■ **Set exercise**: Reproduce the records below exactly as given.

■ **Given data**:
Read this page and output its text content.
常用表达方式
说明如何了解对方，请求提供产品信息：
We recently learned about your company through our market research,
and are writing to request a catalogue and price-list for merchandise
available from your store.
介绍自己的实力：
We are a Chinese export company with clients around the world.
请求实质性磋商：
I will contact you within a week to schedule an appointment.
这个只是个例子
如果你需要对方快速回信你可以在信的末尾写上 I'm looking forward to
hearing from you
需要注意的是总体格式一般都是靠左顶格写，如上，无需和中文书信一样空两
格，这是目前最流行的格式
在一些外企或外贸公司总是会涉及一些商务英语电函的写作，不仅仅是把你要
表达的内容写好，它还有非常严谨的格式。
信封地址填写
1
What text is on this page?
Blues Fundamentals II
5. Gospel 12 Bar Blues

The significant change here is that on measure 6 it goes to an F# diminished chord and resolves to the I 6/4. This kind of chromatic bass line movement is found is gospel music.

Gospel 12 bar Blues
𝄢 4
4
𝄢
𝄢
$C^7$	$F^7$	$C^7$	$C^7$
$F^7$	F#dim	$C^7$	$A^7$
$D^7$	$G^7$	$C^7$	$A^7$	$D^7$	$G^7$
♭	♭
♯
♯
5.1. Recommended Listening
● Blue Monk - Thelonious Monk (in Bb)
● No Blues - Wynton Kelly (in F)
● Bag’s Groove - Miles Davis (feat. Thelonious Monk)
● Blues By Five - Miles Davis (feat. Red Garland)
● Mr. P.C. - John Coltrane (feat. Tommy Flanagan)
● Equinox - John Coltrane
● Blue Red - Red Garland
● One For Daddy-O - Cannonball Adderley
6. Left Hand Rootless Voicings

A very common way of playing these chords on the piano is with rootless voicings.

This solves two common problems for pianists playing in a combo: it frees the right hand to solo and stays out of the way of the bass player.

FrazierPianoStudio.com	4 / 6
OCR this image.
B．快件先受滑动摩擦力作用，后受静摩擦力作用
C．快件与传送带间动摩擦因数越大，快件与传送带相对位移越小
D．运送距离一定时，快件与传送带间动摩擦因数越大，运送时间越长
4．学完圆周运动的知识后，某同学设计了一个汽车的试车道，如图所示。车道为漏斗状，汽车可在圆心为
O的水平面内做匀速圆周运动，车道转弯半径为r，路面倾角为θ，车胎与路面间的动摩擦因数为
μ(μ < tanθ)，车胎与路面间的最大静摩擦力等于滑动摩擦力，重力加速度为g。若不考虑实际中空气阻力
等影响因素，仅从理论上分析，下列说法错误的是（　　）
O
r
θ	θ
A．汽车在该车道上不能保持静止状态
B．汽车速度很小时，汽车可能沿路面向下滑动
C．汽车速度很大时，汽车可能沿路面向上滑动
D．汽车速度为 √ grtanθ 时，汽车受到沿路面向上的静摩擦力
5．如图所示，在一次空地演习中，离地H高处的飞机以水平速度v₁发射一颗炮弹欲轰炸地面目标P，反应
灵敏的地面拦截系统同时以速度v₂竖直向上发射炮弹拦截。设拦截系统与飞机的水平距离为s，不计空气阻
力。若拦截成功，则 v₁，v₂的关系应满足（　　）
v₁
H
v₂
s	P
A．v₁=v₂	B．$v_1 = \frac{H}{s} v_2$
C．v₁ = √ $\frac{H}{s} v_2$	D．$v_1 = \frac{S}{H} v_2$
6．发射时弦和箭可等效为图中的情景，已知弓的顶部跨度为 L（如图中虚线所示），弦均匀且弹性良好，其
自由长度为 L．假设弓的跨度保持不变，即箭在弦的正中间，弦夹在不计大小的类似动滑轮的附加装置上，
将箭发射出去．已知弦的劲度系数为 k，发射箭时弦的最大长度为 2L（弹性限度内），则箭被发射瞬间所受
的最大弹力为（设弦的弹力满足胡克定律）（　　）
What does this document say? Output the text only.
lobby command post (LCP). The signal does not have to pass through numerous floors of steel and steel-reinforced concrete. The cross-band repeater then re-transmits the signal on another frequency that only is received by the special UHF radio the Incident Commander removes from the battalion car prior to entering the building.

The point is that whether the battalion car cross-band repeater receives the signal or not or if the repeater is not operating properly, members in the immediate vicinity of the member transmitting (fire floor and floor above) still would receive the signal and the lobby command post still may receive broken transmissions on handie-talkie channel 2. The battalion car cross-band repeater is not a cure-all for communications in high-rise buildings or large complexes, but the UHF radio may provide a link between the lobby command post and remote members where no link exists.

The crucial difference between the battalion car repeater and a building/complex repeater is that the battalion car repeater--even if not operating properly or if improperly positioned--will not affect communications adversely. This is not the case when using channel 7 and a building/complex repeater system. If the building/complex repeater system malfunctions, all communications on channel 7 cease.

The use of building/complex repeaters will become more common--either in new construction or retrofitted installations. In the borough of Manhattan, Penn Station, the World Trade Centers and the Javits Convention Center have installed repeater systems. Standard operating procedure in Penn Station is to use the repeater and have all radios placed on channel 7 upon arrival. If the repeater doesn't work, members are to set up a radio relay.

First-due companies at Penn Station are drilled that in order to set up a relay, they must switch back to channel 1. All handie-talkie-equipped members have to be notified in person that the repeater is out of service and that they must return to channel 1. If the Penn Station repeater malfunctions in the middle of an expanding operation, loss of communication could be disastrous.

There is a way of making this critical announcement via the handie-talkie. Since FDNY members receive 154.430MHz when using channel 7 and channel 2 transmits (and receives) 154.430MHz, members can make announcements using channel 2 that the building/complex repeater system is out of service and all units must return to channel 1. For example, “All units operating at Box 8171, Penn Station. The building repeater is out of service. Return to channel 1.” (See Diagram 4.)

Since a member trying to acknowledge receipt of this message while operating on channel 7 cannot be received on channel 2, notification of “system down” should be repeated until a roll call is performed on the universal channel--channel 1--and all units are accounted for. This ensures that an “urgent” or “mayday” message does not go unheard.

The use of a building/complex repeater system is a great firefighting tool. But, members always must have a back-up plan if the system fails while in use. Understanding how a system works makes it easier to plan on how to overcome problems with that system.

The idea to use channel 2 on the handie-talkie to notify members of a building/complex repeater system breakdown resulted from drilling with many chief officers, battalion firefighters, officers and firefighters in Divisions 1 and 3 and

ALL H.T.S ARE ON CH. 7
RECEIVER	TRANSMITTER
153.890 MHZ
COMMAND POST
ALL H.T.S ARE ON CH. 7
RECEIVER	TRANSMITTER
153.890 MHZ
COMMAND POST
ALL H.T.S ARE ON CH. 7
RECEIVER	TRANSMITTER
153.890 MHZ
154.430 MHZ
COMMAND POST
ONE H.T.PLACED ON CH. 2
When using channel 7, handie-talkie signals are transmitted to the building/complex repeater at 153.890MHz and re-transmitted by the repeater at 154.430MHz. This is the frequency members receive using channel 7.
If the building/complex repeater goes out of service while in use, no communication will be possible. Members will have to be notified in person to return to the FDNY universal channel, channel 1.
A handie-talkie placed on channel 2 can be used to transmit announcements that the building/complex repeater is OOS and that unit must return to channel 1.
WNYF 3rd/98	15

■ **Solution below**:
Read this page and output its text content.
常用表达方式
说明如何了解对方，请求提供产品信息：
We recently learned about your company through our market research,
and are writing to request a catalogue and price-list for merchandise
available from your store.
介绍自己的实力：
We are a Chinese export company with clients around the world.
请求实质性磋商：
I will contact you within a week to schedule an appointment.
这个只是个例子
如果你需要对方快速回信你可以在信的末尾写上 I'm looking forward to
hearing from you
需要注意的是总体格式一般都是靠左顶格写，如上，无需和中文书信一样空两
格，这是目前最流行的格式
在一些外企或外贸公司总是会涉及一些商务英语电函的写作，不仅仅是把你要
表达的内容写好，它还有非常严谨的格式。
信封地址填写
1
What text is on this page?
Blues Fundamentals II
5. Gospel 12 Bar Blues

The significant change here is that on measure 6 it goes to an F# diminished chord and resolves to the I 6/4. This kind of chromatic bass line movement is found is gospel music.

Gospel 12 bar Blues
𝄢 4
4
𝄢
𝄢
$C^7$	$F^7$	$C^7$	$C^7$
$F^7$	F#dim	$C^7$	$A^7$
$D^7$	$G^7$	$C^7$	$A^7$	$D^7$	$G^7$
♭	♭
♯
♯
5.1. Recommended Listening
● Blue Monk - Thelonious Monk (in Bb)
● No Blues - Wynton Kelly (in F)
● Bag’s Groove - Miles Davis (feat. Thelonious Monk)
● Blues By Five - Miles Davis (feat. Red Garland)
● Mr. P.C. - John Coltrane (feat. Tommy Flanagan)
● Equinox - John Coltrane
● Blue Red - Red Garland
● One For Daddy-O - Cannonball Adderley
6. Left Hand Rootless Voicings

A very common way of playing these chords on the piano is with rootless voicings.

This solves two common problems for pianists playing in a combo: it frees the right hand to solo and stays out of the way of the bass player.

FrazierPianoStudio.com	4 / 6
OCR this image.
B．快件先受滑动摩擦力作用，后受静摩擦力作用
C．快件与传送带间动摩擦因数越大，快件与传送带相对位移越小
D．运送距离一定时，快件与传送带间动摩擦因数越大，运送时间越长
4．学完圆周运动的知识后，某同学设计了一个汽车的试车道，如图所示。车道为漏斗状，汽车可在圆心为
O的水平面内做匀速圆周运动，车道转弯半径为r，路面倾角为θ，车胎与路面间的动摩擦因数为
μ(μ < tanθ)，车胎与路面间的最大静摩擦力等于滑动摩擦力，重力加速度为g。若不考虑实际中空气阻力
等影响因素，仅从理论上分析，下列说法错误的是（　　）
O
r
θ	θ
A．汽车在该车道上不能保持静止状态
B．汽车速度很小时，汽车可能沿路面向下滑动
C．汽车速度很大时，汽车可能沿路面向上滑动
D．汽车速度为 √ grtanθ 时，汽车受到沿路面向上的静摩擦力
5．如图所示，在一次空地演习中，离地H高处的飞机以水平速度v₁发射一颗炮弹欲轰炸地面目标P，反应
灵敏的地面拦截系统同时以速度v₂竖直向上发射炮弹拦截。设拦截系统与飞机的水平距离为s，不计空气阻
力。若拦截成功，则 v₁，v₂的关系应满足（　　）
v₁
H
v₂
s	P
A．v₁=v₂	B．$v_1 = \frac{H}{s} v_2$
C．v₁ = √ $\frac{H}{s} v_2$	D．$v_1 = \frac{S}{H} v_2$
6．发射时弦和箭可等效为图中的情景，已知弓的顶部跨度为 L（如图中虚线所示），弦均匀且弹性良好，其
自由长度为 L．假设弓的跨度保持不变，即箭在弦的正中间，弦夹在不计大小的类似动滑轮的附加装置上，
将箭发射出去．已知弦的劲度系数为 k，发射箭时弦的最大长度为 2L（弹性限度内），则箭被发射瞬间所受
的最大弹力为（设弦的弹力满足胡克定律）（　　）
What does this document say? Output the text only.
lobby command post (LCP). The signal does not have to pass through numerous floors of steel and steel-reinforced concrete. The cross-band repeater then re-transmits the signal on another frequency that only is received by the special UHF radio the Incident Commander removes from the battalion car prior to entering the building.

The point is that whether the battalion car cross-band repeater receives the signal or not or if the repeater is not operating properly, members in the immediate vicinity of the member transmitting (fire floor and floor above) still would receive the signal and the lobby command post still may receive broken transmissions on handie-talkie channel 2. The battalion car cross-band repeater is not a cure-all for communications in high-rise buildings or large complexes, but the UHF radio may provide a link between the lobby command post and remote members where no link exists.

The crucial difference between the battalion car repeater and a building/complex repeater is that the battalion car repeater--even if not operating properly or if improperly positioned--will not affect communications adversely. This is not the case when using channel 7 and a building/complex repeater system. If the building/complex repeater system malfunctions, all communications on channel 7 cease.

The use of building/complex repeaters will become more common--either in new construction or retrofitted installations. In the borough of Manhattan, Penn Station, the World Trade Centers and the Javits Convention Center have installed repeater systems. Standard operating procedure in Penn Station is to use the repeater and have all radios placed on channel 7 upon arrival. If the repeater doesn't work, members are to set up a radio relay.

First-due companies at Penn Station are drilled that in order to set up a relay, they must switch back to channel 1. All handie-talkie-equipped members have to be notified in person that the repeater is out of service and that they must return to channel 1. If the Penn Station repeater malfunctions in the middle of an expanding operation, loss of communication could be disastrous.

There is a way of making this critical announcement via the handie-talkie. Since FDNY members receive 154.430MHz when using channel 7 and channel 2 transmits (and receives) 154.430MHz, members can make announcements using channel 2 that the building/complex repeater system is out of service and all units must return to channel 1. For example, “All units operating at Box 8171, Penn Station. The building repeater is out of service. Return to channel 1.” (See Diagram 4.)

Since a member trying to acknowledge receipt of this message while operating on channel 7 cannot be received on channel 2, notification of “system down” should be repeated until a roll call is performed on the universal channel--channel 1--and all units are accounted for. This ensures that an “urgent” or “mayday” message does not go unheard.

The use of a building/complex repeater system is a great firefighting tool. But, members always must have a back-up plan if the system fails while in use. Understanding how a system works makes it easier to plan on how to overcome problems with that system.

The idea to use channel 2 on the handie-talkie to notify members of a building/complex repeater system breakdown resulted from drilling with many chief officers, battalion firefighters, officers and firefighters in Divisions 1 and 3 and

ALL H.T.S ARE ON CH. 7
RECEIVER	TRANSMITTER
153.890 MHZ
COMMAND POST
ALL H.T.S ARE ON CH. 7
RECEIVER	TRANSMITTER
153.890 MHZ
COMMAND POST
ALL H.T.S ARE ON CH. 7
RECEIVER	TRANSMITTER
153.890 MHZ
154.430 MHZ
COMMAND POST
ONE H.T.PLACED ON CH. 2
When using channel 7, handie-talkie signals are transmitted to the building/complex repeater at 153.890MHz and re-transmitted by the repeater at 154.430MHz. This is the frequency members receive using channel 7.
If the building/complex repeater goes out of service while in use, no communication will be possible. Members will have to be notified in person to return to the FDNY universal channel, channel 1.
A handie-talkie placed on channel 2 can be used to transmit announcements that the building/complex repeater is OOS and that unit must return to channel 1.
WNYF 3rd/98	15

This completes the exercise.